--- What to do ---
Can you give all the records again without altering a single character?
[START OF Data supplied]
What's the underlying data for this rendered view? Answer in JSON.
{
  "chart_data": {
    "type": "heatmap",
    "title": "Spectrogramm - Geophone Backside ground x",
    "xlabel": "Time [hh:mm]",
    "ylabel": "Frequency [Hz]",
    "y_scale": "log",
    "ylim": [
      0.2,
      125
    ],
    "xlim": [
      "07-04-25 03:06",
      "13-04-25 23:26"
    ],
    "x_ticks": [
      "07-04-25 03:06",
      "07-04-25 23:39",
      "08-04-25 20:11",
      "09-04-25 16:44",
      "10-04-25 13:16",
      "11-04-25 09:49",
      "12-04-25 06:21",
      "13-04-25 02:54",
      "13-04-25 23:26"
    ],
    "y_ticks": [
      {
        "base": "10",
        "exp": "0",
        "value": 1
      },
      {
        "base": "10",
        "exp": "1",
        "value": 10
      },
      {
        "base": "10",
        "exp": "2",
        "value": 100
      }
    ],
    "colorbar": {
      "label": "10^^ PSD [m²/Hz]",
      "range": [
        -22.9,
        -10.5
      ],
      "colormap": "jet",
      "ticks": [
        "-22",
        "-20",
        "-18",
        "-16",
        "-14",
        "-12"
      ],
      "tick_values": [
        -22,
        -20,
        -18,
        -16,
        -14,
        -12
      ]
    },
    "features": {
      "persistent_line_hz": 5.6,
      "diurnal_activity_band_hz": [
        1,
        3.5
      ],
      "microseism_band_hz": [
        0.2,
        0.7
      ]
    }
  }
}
[END OF Data supplied]
--- Exercise output ---
What's the underlying data for this rendered view? Answer in JSON.
{
  "chart_data": {
    "type": "heatmap",
    "title": "Spectrogramm - Geophone Backside ground x",
    "xlabel": "Time [hh:mm]",
    "ylabel": "Frequency [Hz]",
    "y_scale": "log",
    "ylim": [
      0.2,
      125
    ],
    "xlim": [
      "07-04-25 03:06",
      "13-04-25 23:26"
    ],
    "x_ticks": [
      "07-04-25 03:06",
      "07-04-25 23:39",
      "08-04-25 20:11",
      "09-04-25 16:44",
      "10-04-25 13:16",
      "11-04-25 09:49",
      "12-04-25 06:21",
      "13-04-25 02:54",
      "13-04-25 23:26"
    ],
    "y_ticks": [
      {
        "base": "10",
        "exp": "0",
        "value": 1
      },
      {
        "base": "10",
        "exp": "1",
        "value": 10
      },
      {
        "base": "10",
        "exp": "2",
        "value": 100
      }
    ],
    "colorbar": {
      "label": "10^^ PSD [m²/Hz]",
      "range": [
        -22.9,
        -10.5
      ],
      "colormap": "jet",
      "ticks": [
        "-22",
        "-20",
        "-18",
        "-16",
        "-14",
        "-12"
      ],
      "tick_values": [
        -22,
        -20,
        -18,
        -16,
        -14,
        -12
      ]
    },
    "features": {
      "persistent_line_hz": 5.6,
      "diurnal_activity_band_hz": [
        1,
        3.5
      ],
      "microseism_band_hz": [
        0.2,
        0.7
      ]
    }
  }
}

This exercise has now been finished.